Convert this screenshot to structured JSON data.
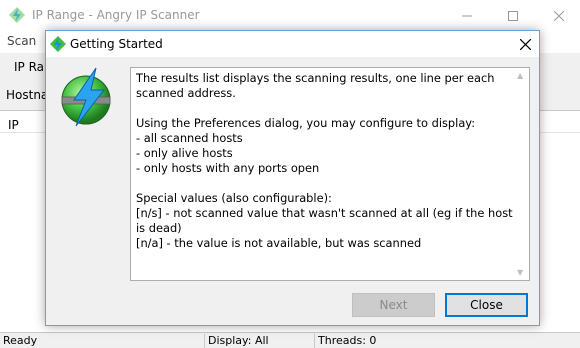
{
  "main_window": {
    "title": "IP Range - Angry IP Scanner",
    "menu": [
      "Scan"
    ],
    "toolbar_label": "IP Ra",
    "toolbar2_label": "Hostna",
    "column_header": "IP",
    "window_controls": [
      "minimize-icon",
      "maximize-icon",
      "close-icon"
    ]
  },
  "status_bar": {
    "state": "Ready",
    "display": "Display: All",
    "threads": "Threads: 0"
  },
  "dialog": {
    "title": "Getting Started",
    "icon": "angry-ip-scanner-logo",
    "body_text": "The results list displays the scanning results, one line per each scanned address.\n\nUsing the Preferences dialog, you may configure to display:\n- all scanned hosts\n- only alive hosts\n- only hosts with any ports open\n\nSpecial values (also configurable):\n[n/s] - not scanned value that wasn't scanned at all (eg if the host is dead)\n[n/a] - the value is not available, but was scanned",
    "buttons": {
      "next": "Next",
      "close": "Close"
    },
    "next_enabled": false
  },
  "colors": {
    "dialog_border": "#6aa0d8",
    "default_button_border": "#0078d7",
    "logo_green": "#3fbf3f",
    "logo_blue": "#1a8fe0"
  }
}
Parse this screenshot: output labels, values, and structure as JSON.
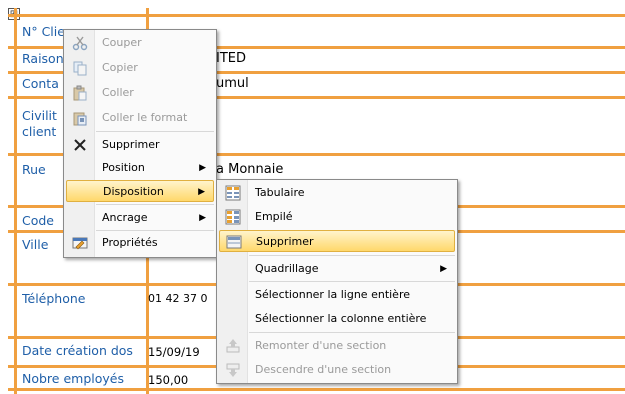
{
  "form": {
    "selector_glyph": "⊞",
    "rows": [
      {
        "label": "N° Clie",
        "value": ""
      },
      {
        "label": "Raison",
        "value": "ITED"
      },
      {
        "label": "Conta",
        "value": "umul"
      },
      {
        "label": "Civilit",
        "value": ""
      },
      {
        "label": "client",
        "value": ""
      },
      {
        "label": "Rue",
        "value": "a Monnaie"
      },
      {
        "label": "Code",
        "value": ""
      },
      {
        "label": "Ville",
        "value": ""
      },
      {
        "label": "Téléphone",
        "value": "01 42 37 0"
      },
      {
        "label": "Date création dos",
        "value": "15/09/19"
      },
      {
        "label": "Nobre employés",
        "value": "150,00"
      }
    ]
  },
  "context_menu": {
    "items": [
      {
        "label": "Couper",
        "icon": "scissors-icon",
        "disabled": true
      },
      {
        "label": "Copier",
        "icon": "copy-icon",
        "disabled": true
      },
      {
        "label": "Coller",
        "icon": "paste-icon",
        "disabled": true
      },
      {
        "label": "Coller le format",
        "icon": "paste-format-icon",
        "disabled": true
      },
      {
        "label": "Supprimer",
        "icon": "delete-x-icon",
        "disabled": false
      },
      {
        "label": "Position",
        "icon": "",
        "disabled": false,
        "submenu": true
      },
      {
        "label": "Disposition",
        "icon": "",
        "disabled": false,
        "submenu": true,
        "active": true
      },
      {
        "label": "Ancrage",
        "icon": "",
        "disabled": false,
        "submenu": true
      },
      {
        "label": "Propriétés",
        "icon": "properties-icon",
        "disabled": false
      }
    ]
  },
  "submenu": {
    "items": [
      {
        "label": "Tabulaire",
        "icon": "tabular-layout-icon",
        "disabled": false
      },
      {
        "label": "Empilé",
        "icon": "stacked-layout-icon",
        "disabled": false
      },
      {
        "label": "Supprimer",
        "icon": "remove-layout-icon",
        "disabled": false,
        "active": true
      },
      {
        "label": "Quadrillage",
        "icon": "",
        "disabled": false,
        "submenu": true
      },
      {
        "label": "Sélectionner la ligne entière",
        "icon": "",
        "disabled": false
      },
      {
        "label": "Sélectionner la colonne entière",
        "icon": "",
        "disabled": false
      },
      {
        "label": "Remonter d'une section",
        "icon": "move-up-icon",
        "disabled": true
      },
      {
        "label": "Descendre d'une section",
        "icon": "move-down-icon",
        "disabled": true
      }
    ]
  },
  "colors": {
    "grid_line": "#f0a040",
    "label_text": "#1f5fa8",
    "highlight_top": "#fff4cc",
    "highlight_bottom": "#ffd86b"
  }
}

---

• Goal: The records above should be reproduced exactly, with no pictures included.

• Response to the exercise:
Convert this screenshot to structured JSON data.
{
  "main_window": {
    "title": "IP Range - Angry IP Scanner",
    "menu": [
      "Scan"
    ],
    "toolbar_label": "IP Ra",
    "toolbar2_label": "Hostna",
    "column_header": "IP",
    "window_controls": [
      "minimize-icon",
      "maximize-icon",
      "close-icon"
    ]
  },
  "status_bar": {
    "state": "Ready",
    "display": "Display: All",
    "threads": "Threads: 0"
  },
  "dialog": {
    "title": "Getting Started",
    "icon": "angry-ip-scanner-logo",
    "body_text": "The results list displays the scanning results, one line per each scanned address.\n\nUsing the Preferences dialog, you may configure to display:\n- all scanned hosts\n- only alive hosts\n- only hosts with any ports open\n\nSpecial values (also configurable):\n[n/s] - not scanned value that wasn't scanned at all (eg if the host is dead)\n[n/a] - the value is not available, but was scanned",
    "buttons": {
      "next": "Next",
      "close": "Close"
    },
    "next_enabled": false
  },
  "colors": {
    "dialog_border": "#6aa0d8",
    "default_button_border": "#0078d7",
    "logo_green": "#3fbf3f",
    "logo_blue": "#1a8fe0"
  }
}
Parse this screenshot: output labels, values, and structure as JSON.
{
  "form": {
    "selector_glyph": "⊞",
    "rows": [
      {
        "label": "N° Clie",
        "value": ""
      },
      {
        "label": "Raison",
        "value": "ITED"
      },
      {
        "label": "Conta",
        "value": "umul"
      },
      {
        "label": "Civilit",
        "value": ""
      },
      {
        "label": "client",
        "value": ""
      },
      {
        "label": "Rue",
        "value": "a Monnaie"
      },
      {
        "label": "Code",
        "value": ""
      },
      {
        "label": "Ville",
        "value": ""
      },
      {
        "label": "Téléphone",
        "value": "01 42 37 0"
      },
      {
        "label": "Date création dos",
        "value": "15/09/19"
      },
      {
        "label": "Nobre employés",
        "value": "150,00"
      }
    ]
  },
  "context_menu": {
    "items": [
      {
        "label": "Couper",
        "icon": "scissors-icon",
        "disabled": true
      },
      {
        "label": "Copier",
        "icon": "copy-icon",
        "disabled": true
      },
      {
        "label": "Coller",
        "icon": "paste-icon",
        "disabled": true
      },
      {
        "label": "Coller le format",
        "icon": "paste-format-icon",
        "disabled": true
      },
      {
        "label": "Supprimer",
        "icon": "delete-x-icon",
        "disabled": false
      },
      {
        "label": "Position",
        "icon": "",
        "disabled": false,
        "submenu": true
      },
      {
        "label": "Disposition",
        "icon": "",
        "disabled": false,
        "submenu": true,
        "active": true
      },
      {
        "label": "Ancrage",
        "icon": "",
        "disabled": false,
        "submenu": true
      },
      {
        "label": "Propriétés",
        "icon": "properties-icon",
        "disabled": false
      }
    ]
  },
  "submenu": {
    "items": [
      {
        "label": "Tabulaire",
        "icon": "tabular-layout-icon",
        "disabled": false
      },
      {
        "label": "Empilé",
        "icon": "stacked-layout-icon",
        "disabled": false
      },
      {
        "label": "Supprimer",
        "icon": "remove-layout-icon",
        "disabled": false,
        "active": true
      },
      {
        "label": "Quadrillage",
        "icon": "",
        "disabled": false,
        "submenu": true
      },
      {
        "label": "Sélectionner la ligne entière",
        "icon": "",
        "disabled": false
      },
      {
        "label": "Sélectionner la colonne entière",
        "icon": "",
        "disabled": false
      },
      {
        "label": "Remonter d'une section",
        "icon": "move-up-icon",
        "disabled": true
      },
      {
        "label": "Descendre d'une section",
        "icon": "move-down-icon",
        "disabled": true
      }
    ]
  },
  "colors": {
    "grid_line": "#f0a040",
    "label_text": "#1f5fa8",
    "highlight_top": "#fff4cc",
    "highlight_bottom": "#ffd86b"
  }
}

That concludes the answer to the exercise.